▶ **WRITTEN TASK**: Copy all lines of the listing that include the string "from".

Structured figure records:
────

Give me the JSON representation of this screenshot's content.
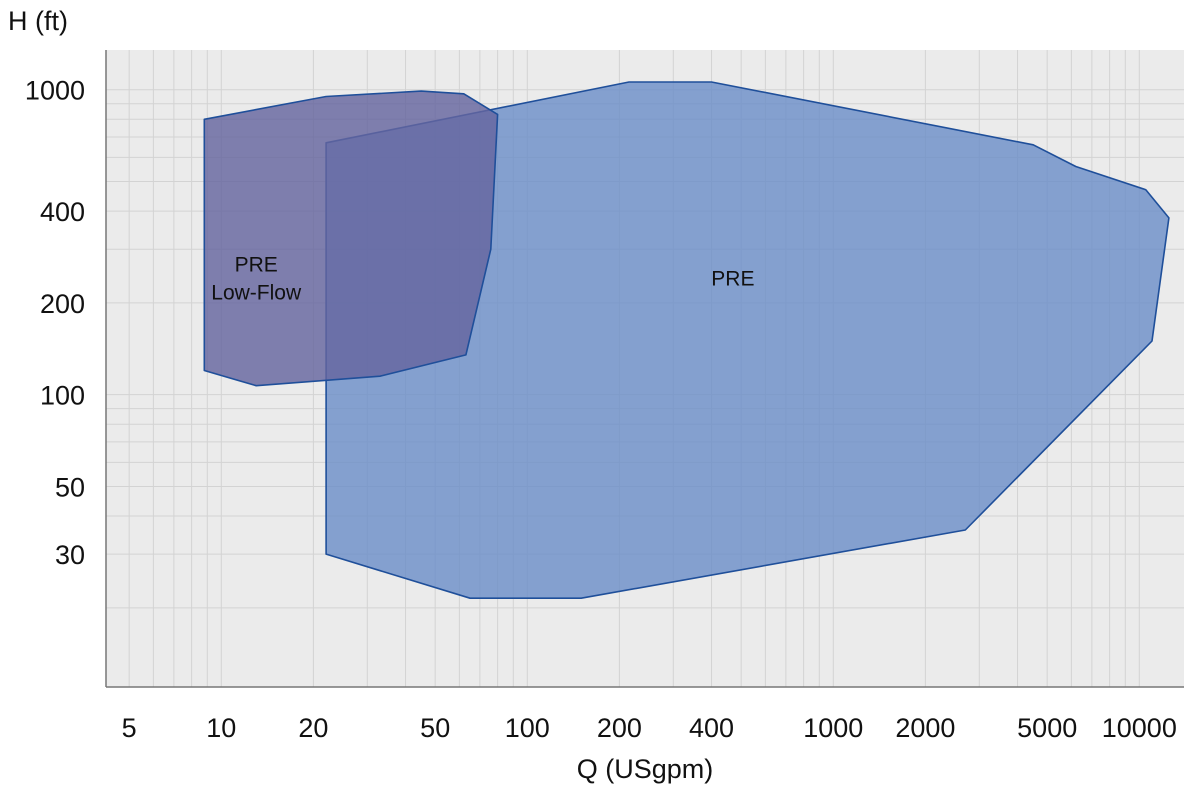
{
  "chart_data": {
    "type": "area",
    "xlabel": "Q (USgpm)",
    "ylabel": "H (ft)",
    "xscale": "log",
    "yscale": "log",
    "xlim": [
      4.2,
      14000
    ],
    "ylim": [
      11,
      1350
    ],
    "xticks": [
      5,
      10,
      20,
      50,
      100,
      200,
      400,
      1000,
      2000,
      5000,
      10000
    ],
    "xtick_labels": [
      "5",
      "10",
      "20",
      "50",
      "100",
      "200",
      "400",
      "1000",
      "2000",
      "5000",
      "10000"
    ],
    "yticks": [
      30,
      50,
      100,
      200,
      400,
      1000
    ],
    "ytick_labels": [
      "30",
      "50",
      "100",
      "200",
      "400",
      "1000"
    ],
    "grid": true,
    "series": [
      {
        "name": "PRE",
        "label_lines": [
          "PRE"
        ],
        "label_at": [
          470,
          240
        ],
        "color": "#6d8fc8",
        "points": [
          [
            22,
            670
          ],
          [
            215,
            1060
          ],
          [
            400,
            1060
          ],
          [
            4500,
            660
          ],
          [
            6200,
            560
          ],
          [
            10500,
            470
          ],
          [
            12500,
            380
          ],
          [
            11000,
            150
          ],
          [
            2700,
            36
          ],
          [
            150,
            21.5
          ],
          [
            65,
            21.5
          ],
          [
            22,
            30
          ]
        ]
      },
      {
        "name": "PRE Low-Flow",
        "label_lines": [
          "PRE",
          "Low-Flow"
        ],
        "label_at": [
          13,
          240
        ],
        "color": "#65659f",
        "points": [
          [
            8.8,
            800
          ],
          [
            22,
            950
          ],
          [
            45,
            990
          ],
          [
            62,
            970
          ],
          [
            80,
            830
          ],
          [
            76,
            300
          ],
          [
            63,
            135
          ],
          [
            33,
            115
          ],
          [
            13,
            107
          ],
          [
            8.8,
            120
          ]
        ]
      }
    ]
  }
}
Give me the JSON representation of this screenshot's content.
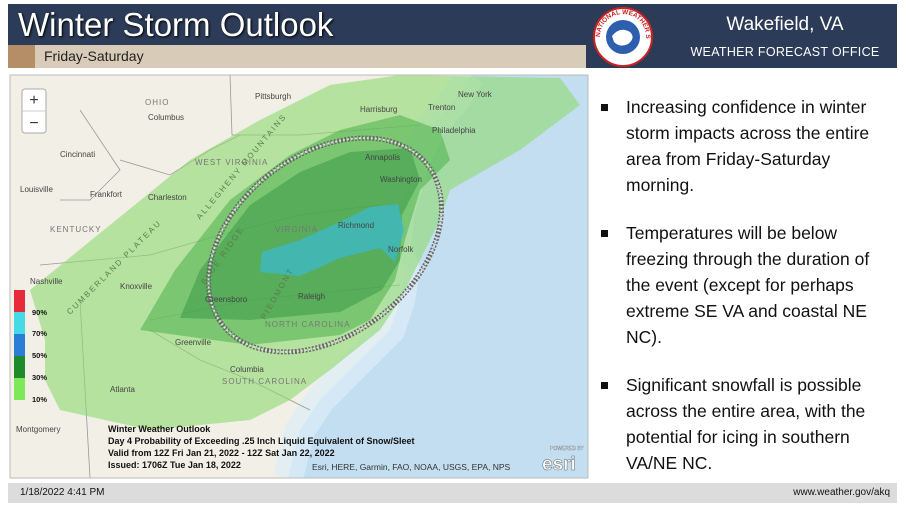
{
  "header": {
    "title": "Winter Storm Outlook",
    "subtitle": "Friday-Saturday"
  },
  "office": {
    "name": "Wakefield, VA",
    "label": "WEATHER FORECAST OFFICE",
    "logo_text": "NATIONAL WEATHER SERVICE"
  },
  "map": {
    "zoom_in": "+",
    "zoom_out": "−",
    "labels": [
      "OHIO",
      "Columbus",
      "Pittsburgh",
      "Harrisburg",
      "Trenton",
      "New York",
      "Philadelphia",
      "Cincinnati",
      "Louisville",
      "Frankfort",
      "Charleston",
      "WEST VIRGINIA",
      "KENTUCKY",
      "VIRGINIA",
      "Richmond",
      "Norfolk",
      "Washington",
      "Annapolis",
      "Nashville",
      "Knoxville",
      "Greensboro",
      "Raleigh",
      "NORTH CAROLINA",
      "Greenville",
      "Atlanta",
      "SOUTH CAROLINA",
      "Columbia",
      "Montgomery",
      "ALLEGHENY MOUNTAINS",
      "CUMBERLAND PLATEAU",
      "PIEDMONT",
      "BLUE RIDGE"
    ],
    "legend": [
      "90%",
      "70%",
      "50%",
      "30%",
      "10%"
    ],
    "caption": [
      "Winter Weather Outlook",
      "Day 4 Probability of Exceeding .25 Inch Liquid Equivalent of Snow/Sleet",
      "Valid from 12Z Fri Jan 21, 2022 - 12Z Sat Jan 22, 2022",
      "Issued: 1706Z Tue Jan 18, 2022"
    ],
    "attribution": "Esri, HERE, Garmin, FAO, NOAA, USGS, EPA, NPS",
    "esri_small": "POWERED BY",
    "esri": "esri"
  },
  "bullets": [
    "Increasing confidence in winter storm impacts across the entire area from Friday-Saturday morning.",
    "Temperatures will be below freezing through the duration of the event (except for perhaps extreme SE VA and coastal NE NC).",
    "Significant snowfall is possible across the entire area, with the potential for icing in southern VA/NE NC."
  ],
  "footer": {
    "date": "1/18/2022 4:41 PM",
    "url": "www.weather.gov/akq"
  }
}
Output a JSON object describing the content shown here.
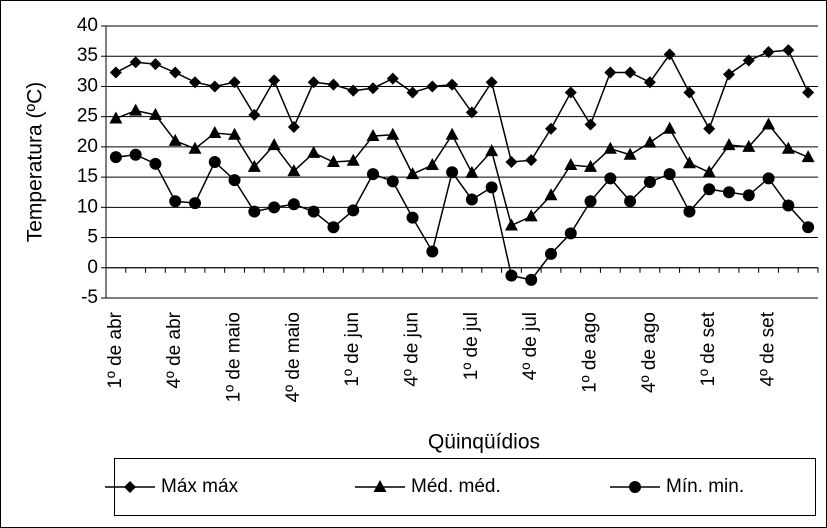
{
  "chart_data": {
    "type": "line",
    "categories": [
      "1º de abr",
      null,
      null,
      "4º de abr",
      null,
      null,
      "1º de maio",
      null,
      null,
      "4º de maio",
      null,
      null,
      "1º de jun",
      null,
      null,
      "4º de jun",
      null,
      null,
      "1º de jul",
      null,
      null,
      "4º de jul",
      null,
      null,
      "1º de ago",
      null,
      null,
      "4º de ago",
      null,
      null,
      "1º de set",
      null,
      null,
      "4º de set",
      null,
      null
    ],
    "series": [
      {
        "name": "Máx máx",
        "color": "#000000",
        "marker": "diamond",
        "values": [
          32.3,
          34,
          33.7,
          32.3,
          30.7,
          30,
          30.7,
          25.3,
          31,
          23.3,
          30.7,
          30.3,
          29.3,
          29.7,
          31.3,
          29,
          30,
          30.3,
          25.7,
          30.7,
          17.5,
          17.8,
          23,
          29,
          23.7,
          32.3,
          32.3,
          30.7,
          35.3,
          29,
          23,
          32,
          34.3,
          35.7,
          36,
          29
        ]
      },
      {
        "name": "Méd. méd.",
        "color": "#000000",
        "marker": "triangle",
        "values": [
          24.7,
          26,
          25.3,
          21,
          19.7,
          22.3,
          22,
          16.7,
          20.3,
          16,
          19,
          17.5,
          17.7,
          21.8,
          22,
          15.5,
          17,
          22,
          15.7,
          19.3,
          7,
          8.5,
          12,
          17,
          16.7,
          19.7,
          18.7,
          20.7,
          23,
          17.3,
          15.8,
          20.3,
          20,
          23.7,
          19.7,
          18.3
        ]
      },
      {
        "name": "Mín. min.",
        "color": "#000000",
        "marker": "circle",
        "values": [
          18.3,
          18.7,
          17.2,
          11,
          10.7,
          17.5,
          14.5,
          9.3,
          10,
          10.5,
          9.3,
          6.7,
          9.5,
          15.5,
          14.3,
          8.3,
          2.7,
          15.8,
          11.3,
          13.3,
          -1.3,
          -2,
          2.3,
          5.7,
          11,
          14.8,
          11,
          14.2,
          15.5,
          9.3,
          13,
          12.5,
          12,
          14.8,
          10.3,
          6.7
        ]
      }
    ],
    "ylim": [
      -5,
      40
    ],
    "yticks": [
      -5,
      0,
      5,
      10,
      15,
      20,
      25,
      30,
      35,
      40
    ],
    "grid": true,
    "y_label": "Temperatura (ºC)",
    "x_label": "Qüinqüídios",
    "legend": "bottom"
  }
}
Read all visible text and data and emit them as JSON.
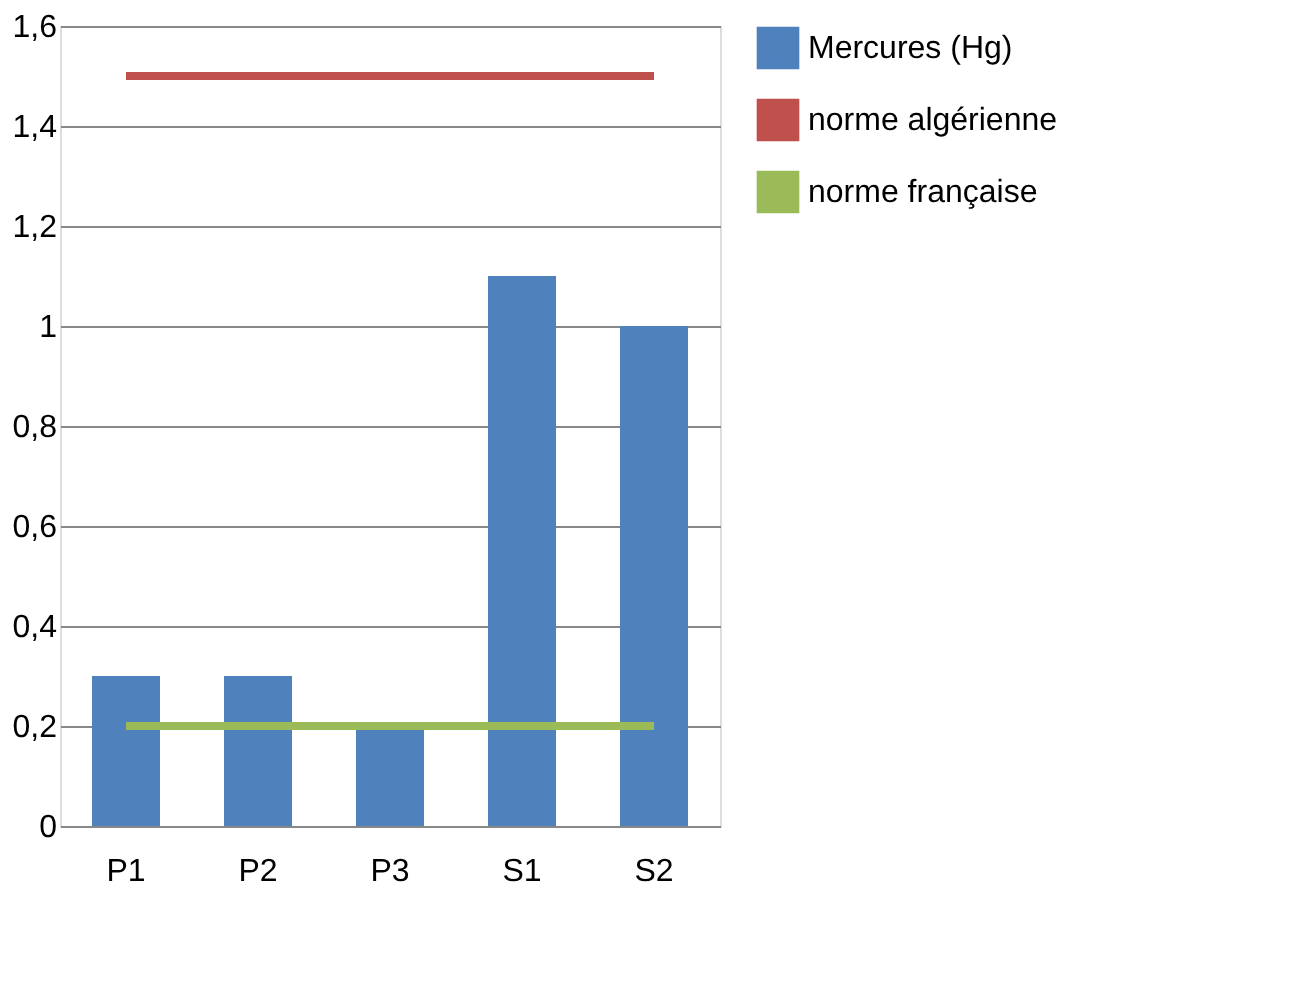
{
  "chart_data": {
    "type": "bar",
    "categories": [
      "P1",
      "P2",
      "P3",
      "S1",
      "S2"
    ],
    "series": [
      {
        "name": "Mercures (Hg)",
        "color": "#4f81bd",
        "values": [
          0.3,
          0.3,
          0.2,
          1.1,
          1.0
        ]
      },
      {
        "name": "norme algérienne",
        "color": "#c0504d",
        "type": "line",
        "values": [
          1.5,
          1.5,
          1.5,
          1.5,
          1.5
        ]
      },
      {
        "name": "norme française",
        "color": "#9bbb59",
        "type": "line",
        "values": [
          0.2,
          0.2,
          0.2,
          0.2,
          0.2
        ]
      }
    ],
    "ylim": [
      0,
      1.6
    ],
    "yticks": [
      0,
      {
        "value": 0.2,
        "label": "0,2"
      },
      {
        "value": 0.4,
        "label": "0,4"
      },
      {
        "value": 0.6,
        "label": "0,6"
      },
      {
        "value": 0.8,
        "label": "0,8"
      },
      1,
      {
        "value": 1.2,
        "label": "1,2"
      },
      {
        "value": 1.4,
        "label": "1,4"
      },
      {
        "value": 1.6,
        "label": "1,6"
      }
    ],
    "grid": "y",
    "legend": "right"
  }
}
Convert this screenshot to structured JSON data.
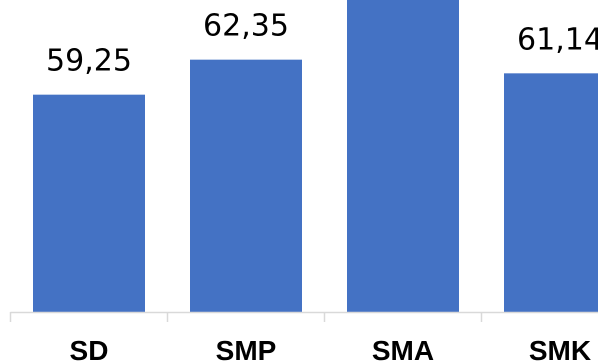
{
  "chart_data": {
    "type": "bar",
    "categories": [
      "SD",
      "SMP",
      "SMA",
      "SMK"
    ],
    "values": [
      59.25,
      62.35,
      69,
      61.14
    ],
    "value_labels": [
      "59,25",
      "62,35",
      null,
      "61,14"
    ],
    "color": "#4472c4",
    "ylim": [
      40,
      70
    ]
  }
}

────

▶ **RESULT BELOW**:
      "Valid from 12Z Fri Jan 21, 2022 - 12Z Sat Jan 22, 2022",
    "Increasing confidence in winter storm impacts across the entire area from Friday-Saturday morning.",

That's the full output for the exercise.